%%

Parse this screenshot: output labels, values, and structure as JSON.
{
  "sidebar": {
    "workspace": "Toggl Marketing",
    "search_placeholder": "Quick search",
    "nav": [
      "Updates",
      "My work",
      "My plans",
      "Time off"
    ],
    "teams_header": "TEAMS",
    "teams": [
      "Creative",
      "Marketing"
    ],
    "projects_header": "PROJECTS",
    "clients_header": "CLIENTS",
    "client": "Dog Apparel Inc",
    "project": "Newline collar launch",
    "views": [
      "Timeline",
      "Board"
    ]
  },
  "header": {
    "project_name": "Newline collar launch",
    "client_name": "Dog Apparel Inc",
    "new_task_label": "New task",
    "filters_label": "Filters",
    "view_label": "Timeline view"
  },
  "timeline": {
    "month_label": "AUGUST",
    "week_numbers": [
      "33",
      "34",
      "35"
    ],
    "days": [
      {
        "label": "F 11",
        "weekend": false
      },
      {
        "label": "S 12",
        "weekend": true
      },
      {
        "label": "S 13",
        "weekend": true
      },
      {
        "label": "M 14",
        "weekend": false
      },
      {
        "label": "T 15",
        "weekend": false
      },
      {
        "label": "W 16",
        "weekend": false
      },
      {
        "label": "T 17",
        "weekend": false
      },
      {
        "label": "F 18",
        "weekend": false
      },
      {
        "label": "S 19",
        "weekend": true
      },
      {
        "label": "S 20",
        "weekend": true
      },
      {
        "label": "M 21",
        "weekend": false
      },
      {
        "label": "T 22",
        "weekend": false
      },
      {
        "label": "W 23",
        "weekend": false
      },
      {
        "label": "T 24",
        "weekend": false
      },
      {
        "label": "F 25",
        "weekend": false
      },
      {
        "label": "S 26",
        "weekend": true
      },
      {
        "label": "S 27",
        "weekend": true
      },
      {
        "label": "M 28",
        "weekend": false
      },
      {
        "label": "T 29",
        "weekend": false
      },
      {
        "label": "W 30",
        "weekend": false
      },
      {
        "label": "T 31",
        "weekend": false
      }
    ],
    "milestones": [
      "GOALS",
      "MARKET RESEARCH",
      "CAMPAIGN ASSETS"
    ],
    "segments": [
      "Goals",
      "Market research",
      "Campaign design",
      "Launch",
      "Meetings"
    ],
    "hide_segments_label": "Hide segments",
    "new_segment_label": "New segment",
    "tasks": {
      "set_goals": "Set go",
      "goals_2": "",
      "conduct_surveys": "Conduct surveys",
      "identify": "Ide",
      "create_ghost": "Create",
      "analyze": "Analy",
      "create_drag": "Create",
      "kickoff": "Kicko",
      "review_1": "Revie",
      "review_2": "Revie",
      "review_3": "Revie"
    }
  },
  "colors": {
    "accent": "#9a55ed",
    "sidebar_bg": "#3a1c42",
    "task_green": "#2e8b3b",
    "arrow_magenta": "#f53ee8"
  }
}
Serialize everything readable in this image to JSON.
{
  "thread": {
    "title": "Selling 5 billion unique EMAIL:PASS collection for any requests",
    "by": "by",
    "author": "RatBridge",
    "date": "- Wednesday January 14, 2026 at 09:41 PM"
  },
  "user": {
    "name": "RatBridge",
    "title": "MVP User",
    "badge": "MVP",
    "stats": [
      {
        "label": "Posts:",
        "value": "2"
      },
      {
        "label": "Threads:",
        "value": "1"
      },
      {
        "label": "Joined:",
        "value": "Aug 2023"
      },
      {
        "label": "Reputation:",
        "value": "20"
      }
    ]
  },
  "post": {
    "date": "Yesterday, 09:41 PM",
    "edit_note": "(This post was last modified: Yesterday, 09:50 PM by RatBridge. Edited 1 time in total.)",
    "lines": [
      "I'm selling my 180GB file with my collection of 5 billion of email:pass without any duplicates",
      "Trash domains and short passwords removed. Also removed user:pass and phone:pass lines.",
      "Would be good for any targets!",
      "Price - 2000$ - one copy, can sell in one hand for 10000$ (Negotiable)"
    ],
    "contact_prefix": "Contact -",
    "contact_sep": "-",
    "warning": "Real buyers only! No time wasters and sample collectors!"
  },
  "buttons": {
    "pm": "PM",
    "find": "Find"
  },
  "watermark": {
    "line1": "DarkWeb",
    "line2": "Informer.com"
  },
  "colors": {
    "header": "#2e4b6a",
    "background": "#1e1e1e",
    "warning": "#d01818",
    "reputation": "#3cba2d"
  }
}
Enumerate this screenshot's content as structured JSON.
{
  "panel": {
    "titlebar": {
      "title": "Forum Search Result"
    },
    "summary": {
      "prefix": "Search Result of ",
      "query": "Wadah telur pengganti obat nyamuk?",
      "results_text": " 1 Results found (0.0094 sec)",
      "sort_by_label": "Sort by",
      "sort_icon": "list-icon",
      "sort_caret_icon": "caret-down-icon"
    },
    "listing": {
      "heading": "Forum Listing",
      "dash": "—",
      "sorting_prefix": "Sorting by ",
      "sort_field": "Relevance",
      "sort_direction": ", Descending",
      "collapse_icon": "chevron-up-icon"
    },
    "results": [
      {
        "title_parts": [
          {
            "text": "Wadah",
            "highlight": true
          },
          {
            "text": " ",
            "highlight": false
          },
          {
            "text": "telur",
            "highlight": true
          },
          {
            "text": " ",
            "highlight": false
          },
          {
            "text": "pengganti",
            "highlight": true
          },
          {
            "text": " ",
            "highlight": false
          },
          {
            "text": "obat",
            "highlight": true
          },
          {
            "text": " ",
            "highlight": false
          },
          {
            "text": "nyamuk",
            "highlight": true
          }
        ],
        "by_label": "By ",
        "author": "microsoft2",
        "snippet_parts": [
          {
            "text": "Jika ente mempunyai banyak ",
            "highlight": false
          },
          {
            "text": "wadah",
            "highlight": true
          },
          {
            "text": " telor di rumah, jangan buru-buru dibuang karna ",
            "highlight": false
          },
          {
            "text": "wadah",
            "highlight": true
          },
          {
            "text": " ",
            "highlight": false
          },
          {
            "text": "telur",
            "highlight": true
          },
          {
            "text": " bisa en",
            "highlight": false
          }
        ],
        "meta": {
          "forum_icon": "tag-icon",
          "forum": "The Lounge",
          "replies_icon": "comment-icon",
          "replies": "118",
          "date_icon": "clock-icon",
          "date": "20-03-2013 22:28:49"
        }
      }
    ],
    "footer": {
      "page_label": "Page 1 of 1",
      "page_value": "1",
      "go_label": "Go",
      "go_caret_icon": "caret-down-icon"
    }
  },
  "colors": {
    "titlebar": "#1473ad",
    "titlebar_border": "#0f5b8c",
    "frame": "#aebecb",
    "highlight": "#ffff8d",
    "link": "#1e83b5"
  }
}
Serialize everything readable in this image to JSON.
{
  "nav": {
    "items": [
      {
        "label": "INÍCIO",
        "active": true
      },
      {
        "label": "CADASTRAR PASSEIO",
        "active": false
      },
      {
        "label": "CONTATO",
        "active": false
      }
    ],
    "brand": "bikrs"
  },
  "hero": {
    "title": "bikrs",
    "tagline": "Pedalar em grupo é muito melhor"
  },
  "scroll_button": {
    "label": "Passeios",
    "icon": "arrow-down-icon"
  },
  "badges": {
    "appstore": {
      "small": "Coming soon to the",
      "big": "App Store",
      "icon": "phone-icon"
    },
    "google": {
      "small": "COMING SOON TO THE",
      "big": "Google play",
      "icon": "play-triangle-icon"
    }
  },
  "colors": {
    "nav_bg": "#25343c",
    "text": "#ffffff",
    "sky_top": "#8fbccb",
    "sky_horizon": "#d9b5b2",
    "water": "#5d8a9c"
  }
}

%%

What is required: Go through the records and print each one exactly.

Solution:
Parse this screenshot: output labels, values, and structure as JSON.
{
  "sidebar": {
    "workspace": "Toggl Marketing",
    "search_placeholder": "Quick search",
    "nav": [
      "Updates",
      "My work",
      "My plans",
      "Time off"
    ],
    "teams_header": "TEAMS",
    "teams": [
      "Creative",
      "Marketing"
    ],
    "projects_header": "PROJECTS",
    "clients_header": "CLIENTS",
    "client": "Dog Apparel Inc",
    "project": "Newline collar launch",
    "views": [
      "Timeline",
      "Board"
    ]
  },
  "header": {
    "project_name": "Newline collar launch",
    "client_name": "Dog Apparel Inc",
    "new_task_label": "New task",
    "filters_label": "Filters",
    "view_label": "Timeline view"
  },
  "timeline": {
    "month_label": "AUGUST",
    "week_numbers": [
      "33",
      "34",
      "35"
    ],
    "days": [
      {
        "label": "F 11",
        "weekend": false
      },
      {
        "label": "S 12",
        "weekend": true
      },
      {
        "label": "S 13",
        "weekend": true
      },
      {
        "label": "M 14",
        "weekend": false
      },
      {
        "label": "T 15",
        "weekend": false
      },
      {
        "label": "W 16",
        "weekend": false
      },
      {
        "label": "T 17",
        "weekend": false
      },
      {
        "label": "F 18",
        "weekend": false
      },
      {
        "label": "S 19",
        "weekend": true
      },
      {
        "label": "S 20",
        "weekend": true
      },
      {
        "label": "M 21",
        "weekend": false
      },
      {
        "label": "T 22",
        "weekend": false
      },
      {
        "label": "W 23",
        "weekend": false
      },
      {
        "label": "T 24",
        "weekend": false
      },
      {
        "label": "F 25",
        "weekend": false
      },
      {
        "label": "S 26",
        "weekend": true
      },
      {
        "label": "S 27",
        "weekend": true
      },
      {
        "label": "M 28",
        "weekend": false
      },
      {
        "label": "T 29",
        "weekend": false
      },
      {
        "label": "W 30",
        "weekend": false
      },
      {
        "label": "T 31",
        "weekend": false
      }
    ],
    "milestones": [
      "GOALS",
      "MARKET RESEARCH",
      "CAMPAIGN ASSETS"
    ],
    "segments": [
      "Goals",
      "Market research",
      "Campaign design",
      "Launch",
      "Meetings"
    ],
    "hide_segments_label": "Hide segments",
    "new_segment_label": "New segment",
    "tasks": {
      "set_goals": "Set go",
      "goals_2": "",
      "conduct_surveys": "Conduct surveys",
      "identify": "Ide",
      "create_ghost": "Create",
      "analyze": "Analy",
      "create_drag": "Create",
      "kickoff": "Kicko",
      "review_1": "Revie",
      "review_2": "Revie",
      "review_3": "Revie"
    }
  },
  "colors": {
    "accent": "#9a55ed",
    "sidebar_bg": "#3a1c42",
    "task_green": "#2e8b3b",
    "arrow_magenta": "#f53ee8"
  }
}
Serialize everything readable in this image to JSON.
{
  "thread": {
    "title": "Selling 5 billion unique EMAIL:PASS collection for any requests",
    "by": "by",
    "author": "RatBridge",
    "date": "- Wednesday January 14, 2026 at 09:41 PM"
  },
  "user": {
    "name": "RatBridge",
    "title": "MVP User",
    "badge": "MVP",
    "stats": [
      {
        "label": "Posts:",
        "value": "2"
      },
      {
        "label": "Threads:",
        "value": "1"
      },
      {
        "label": "Joined:",
        "value": "Aug 2023"
      },
      {
        "label": "Reputation:",
        "value": "20"
      }
    ]
  },
  "post": {
    "date": "Yesterday, 09:41 PM",
    "edit_note": "(This post was last modified: Yesterday, 09:50 PM by RatBridge. Edited 1 time in total.)",
    "lines": [
      "I'm selling my 180GB file with my collection of 5 billion of email:pass without any duplicates",
      "Trash domains and short passwords removed. Also removed user:pass and phone:pass lines.",
      "Would be good for any targets!",
      "Price - 2000$ - one copy, can sell in one hand for 10000$ (Negotiable)"
    ],
    "contact_prefix": "Contact -",
    "contact_sep": "-",
    "warning": "Real buyers only! No time wasters and sample collectors!"
  },
  "buttons": {
    "pm": "PM",
    "find": "Find"
  },
  "watermark": {
    "line1": "DarkWeb",
    "line2": "Informer.com"
  },
  "colors": {
    "header": "#2e4b6a",
    "background": "#1e1e1e",
    "warning": "#d01818",
    "reputation": "#3cba2d"
  }
}
Enumerate this screenshot's content as structured JSON.
{
  "panel": {
    "titlebar": {
      "title": "Forum Search Result"
    },
    "summary": {
      "prefix": "Search Result of ",
      "query": "Wadah telur pengganti obat nyamuk?",
      "results_text": " 1 Results found (0.0094 sec)",
      "sort_by_label": "Sort by",
      "sort_icon": "list-icon",
      "sort_caret_icon": "caret-down-icon"
    },
    "listing": {
      "heading": "Forum Listing",
      "dash": "—",
      "sorting_prefix": "Sorting by ",
      "sort_field": "Relevance",
      "sort_direction": ", Descending",
      "collapse_icon": "chevron-up-icon"
    },
    "results": [
      {
        "title_parts": [
          {
            "text": "Wadah",
            "highlight": true
          },
          {
            "text": " ",
            "highlight": false
          },
          {
            "text": "telur",
            "highlight": true
          },
          {
            "text": " ",
            "highlight": false
          },
          {
            "text": "pengganti",
            "highlight": true
          },
          {
            "text": " ",
            "highlight": false
          },
          {
            "text": "obat",
            "highlight": true
          },
          {
            "text": " ",
            "highlight": false
          },
          {
            "text": "nyamuk",
            "highlight": true
          }
        ],
        "by_label": "By ",
        "author": "microsoft2",
        "snippet_parts": [
          {
            "text": "Jika ente mempunyai banyak ",
            "highlight": false
          },
          {
            "text": "wadah",
            "highlight": true
          },
          {
            "text": " telor di rumah, jangan buru-buru dibuang karna ",
            "highlight": false
          },
          {
            "text": "wadah",
            "highlight": true
          },
          {
            "text": " ",
            "highlight": false
          },
          {
            "text": "telur",
            "highlight": true
          },
          {
            "text": " bisa en",
            "highlight": false
          }
        ],
        "meta": {
          "forum_icon": "tag-icon",
          "forum": "The Lounge",
          "replies_icon": "comment-icon",
          "replies": "118",
          "date_icon": "clock-icon",
          "date": "20-03-2013 22:28:49"
        }
      }
    ],
    "footer": {
      "page_label": "Page 1 of 1",
      "page_value": "1",
      "go_label": "Go",
      "go_caret_icon": "caret-down-icon"
    }
  },
  "colors": {
    "titlebar": "#1473ad",
    "titlebar_border": "#0f5b8c",
    "frame": "#aebecb",
    "highlight": "#ffff8d",
    "link": "#1e83b5"
  }
}
Serialize everything readable in this image to JSON.
{
  "nav": {
    "items": [
      {
        "label": "INÍCIO",
        "active": true
      },
      {
        "label": "CADASTRAR PASSEIO",
        "active": false
      },
      {
        "label": "CONTATO",
        "active": false
      }
    ],
    "brand": "bikrs"
  },
  "hero": {
    "title": "bikrs",
    "tagline": "Pedalar em grupo é muito melhor"
  },
  "scroll_button": {
    "label": "Passeios",
    "icon": "arrow-down-icon"
  },
  "badges": {
    "appstore": {
      "small": "Coming soon to the",
      "big": "App Store",
      "icon": "phone-icon"
    },
    "google": {
      "small": "COMING SOON TO THE",
      "big": "Google play",
      "icon": "play-triangle-icon"
    }
  },
  "colors": {
    "nav_bg": "#25343c",
    "text": "#ffffff",
    "sky_top": "#8fbccb",
    "sky_horizon": "#d9b5b2",
    "water": "#5d8a9c"
  }
}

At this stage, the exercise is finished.